• _Objective_
Copy out the news article on India's land battles below, word for word and in full.

• _Source text_
— Begin —

Car plant a rare win for poor Indian farmers as battles rage with industry over land use

By Erika Kinetz, AP
Saturday, July 10, 2010

Land wars bedevil India’s rush to industrialize

SANAND, India — It doesn’t look like he’s won much from industrialization. Take his face, weathered beyond his 30 years, or the earth stuck to his bare ungainly feet.

Jaisar Khan Pathan, one in a long line of farmers, is simply too scrawny.

But Pathan, and scores like him who live in the shadow of a new factory built by Tata Motors to make its ultra-cheap Nano car, are the beneficiaries of the race to transform India from a nation of small farmers to an industrialized power.

They are part of a tectonic shift as millions move off the land into an uncertain future, even as others wage land battles that have blocked some of the world’s most powerful companies from building power plants, mines and factories.

The conflict over land has fueled a violent Maoist insurgency across much of India’s least developed regions. The insurgency, which Prime Minister Manmohan Singh has called India’s top internal security threat, claimed 908 lives in 2009 and rebels were blamed for a May train derailment that killed 145 more.

Some say India is trying to industrialize too fast, without the education and infrastructure in place to give the rural poor a fighting chance.

— End —

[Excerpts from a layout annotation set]
— Begin —

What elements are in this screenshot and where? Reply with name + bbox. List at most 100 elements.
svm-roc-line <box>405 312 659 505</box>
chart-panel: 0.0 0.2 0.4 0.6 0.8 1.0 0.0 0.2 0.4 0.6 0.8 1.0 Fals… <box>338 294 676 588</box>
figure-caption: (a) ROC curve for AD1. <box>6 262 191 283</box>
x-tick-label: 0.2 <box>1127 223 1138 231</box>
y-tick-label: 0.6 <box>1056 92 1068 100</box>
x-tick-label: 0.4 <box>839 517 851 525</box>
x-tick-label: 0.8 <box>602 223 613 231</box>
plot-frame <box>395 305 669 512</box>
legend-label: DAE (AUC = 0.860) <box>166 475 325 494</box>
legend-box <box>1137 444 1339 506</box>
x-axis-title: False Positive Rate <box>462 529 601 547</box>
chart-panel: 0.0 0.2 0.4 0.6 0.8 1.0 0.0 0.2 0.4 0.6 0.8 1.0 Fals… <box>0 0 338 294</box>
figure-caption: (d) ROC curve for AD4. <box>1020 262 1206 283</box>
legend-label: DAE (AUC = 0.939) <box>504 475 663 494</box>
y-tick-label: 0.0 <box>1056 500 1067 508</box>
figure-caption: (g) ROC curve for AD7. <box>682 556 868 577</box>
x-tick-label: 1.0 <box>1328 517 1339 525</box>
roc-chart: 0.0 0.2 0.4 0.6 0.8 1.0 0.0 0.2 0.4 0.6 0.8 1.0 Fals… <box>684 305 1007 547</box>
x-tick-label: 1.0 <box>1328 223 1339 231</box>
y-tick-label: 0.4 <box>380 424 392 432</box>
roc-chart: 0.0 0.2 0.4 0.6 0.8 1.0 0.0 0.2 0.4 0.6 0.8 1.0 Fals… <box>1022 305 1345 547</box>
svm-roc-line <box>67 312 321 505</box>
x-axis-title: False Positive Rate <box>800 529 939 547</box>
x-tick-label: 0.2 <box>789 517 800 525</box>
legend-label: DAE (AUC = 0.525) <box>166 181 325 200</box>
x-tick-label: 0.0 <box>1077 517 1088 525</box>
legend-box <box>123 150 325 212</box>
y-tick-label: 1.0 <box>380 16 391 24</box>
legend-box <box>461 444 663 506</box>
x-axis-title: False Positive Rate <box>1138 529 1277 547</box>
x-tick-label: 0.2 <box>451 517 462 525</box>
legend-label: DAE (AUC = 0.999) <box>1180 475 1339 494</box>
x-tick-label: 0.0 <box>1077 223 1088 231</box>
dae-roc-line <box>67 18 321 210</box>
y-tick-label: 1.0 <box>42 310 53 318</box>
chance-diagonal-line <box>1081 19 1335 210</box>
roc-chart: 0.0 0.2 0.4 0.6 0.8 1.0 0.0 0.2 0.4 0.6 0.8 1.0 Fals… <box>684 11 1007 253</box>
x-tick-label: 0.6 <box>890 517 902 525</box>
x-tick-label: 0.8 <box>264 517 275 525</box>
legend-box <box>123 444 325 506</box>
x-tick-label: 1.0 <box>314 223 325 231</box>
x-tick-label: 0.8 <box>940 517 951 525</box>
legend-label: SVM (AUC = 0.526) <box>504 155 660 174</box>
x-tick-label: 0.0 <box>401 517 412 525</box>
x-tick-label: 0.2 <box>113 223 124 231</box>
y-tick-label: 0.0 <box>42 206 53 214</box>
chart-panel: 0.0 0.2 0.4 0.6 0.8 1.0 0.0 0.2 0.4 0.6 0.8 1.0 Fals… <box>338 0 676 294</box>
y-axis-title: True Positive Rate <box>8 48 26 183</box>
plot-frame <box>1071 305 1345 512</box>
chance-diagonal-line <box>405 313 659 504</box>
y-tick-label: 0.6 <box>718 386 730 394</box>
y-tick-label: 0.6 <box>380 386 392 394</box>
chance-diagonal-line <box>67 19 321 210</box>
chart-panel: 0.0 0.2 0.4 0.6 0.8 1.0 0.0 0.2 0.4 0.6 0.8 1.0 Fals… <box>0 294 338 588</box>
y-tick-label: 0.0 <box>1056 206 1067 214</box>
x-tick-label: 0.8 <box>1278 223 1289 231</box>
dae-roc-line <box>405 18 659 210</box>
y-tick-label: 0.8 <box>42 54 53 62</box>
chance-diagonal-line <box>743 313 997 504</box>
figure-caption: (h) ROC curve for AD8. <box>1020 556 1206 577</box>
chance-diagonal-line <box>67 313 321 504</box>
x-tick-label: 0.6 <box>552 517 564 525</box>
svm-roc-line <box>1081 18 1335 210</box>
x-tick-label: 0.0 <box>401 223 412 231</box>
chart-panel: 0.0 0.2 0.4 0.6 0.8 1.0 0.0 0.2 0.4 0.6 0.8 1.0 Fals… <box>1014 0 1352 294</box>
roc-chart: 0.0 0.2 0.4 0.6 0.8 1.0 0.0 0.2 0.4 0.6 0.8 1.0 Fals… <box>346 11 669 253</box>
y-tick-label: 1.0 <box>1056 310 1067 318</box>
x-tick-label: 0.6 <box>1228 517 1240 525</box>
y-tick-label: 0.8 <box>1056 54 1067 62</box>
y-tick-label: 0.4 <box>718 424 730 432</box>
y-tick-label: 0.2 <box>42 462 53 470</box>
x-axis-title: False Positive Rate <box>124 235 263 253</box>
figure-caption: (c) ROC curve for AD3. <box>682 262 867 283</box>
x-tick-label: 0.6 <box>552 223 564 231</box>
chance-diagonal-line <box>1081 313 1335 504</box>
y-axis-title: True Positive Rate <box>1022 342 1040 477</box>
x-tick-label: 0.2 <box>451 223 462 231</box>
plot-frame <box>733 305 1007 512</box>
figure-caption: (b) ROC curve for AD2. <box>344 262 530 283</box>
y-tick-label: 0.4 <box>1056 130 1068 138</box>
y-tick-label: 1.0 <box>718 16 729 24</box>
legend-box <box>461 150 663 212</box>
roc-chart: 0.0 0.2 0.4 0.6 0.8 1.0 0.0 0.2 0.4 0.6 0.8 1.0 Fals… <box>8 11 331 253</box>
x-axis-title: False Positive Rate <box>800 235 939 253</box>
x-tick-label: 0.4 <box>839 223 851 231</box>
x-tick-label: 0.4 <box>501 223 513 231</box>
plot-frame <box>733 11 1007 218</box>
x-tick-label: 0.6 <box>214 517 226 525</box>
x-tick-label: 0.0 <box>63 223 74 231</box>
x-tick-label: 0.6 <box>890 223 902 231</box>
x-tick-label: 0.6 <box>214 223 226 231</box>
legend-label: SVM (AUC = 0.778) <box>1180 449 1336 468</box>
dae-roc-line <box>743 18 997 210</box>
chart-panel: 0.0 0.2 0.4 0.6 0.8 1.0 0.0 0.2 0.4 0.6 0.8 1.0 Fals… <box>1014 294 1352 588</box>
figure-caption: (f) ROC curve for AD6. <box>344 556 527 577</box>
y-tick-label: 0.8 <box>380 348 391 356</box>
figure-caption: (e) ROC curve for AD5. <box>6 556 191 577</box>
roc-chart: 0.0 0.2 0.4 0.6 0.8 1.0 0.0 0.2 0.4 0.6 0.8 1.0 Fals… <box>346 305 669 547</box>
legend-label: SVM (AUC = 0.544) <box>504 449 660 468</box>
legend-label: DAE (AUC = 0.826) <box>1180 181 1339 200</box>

— End —

• _Expected output_
Car plant a rare win for poor Indian farmers as battles rage with industry over land use

By Erika Kinetz, AP
Saturday, July 10, 2010

Land wars bedevil India’s rush to industrialize

SANAND, India — It doesn’t look like he’s won much from industrialization. Take his face, weathered beyond his 30 years, or the earth stuck to his bare ungainly feet.

Jaisar Khan Pathan, one in a long line of farmers, is simply too scrawny.

But Pathan, and scores like him who live in the shadow of a new factory built by Tata Motors to make its ultra-cheap Nano car, are the beneficiaries of the race to transform India from a nation of small farmers to an industrialized power.

They are part of a tectonic shift as millions move off the land into an uncertain future, even as others wage land battles that have blocked some of the world’s most powerful companies from building power plants, mines and factories.

The conflict over land has fueled a violent Maoist insurgency across much of India’s least developed regions. The insurgency, which Prime Minister Manmohan Singh has called India’s top internal security threat, claimed 908 lives in 2009 and rebels were blamed for a May train derailment that killed 145 more.

Some say India is trying to industrialize too fast, without the education and infrastructure in place to give the rural poor a fighting chance.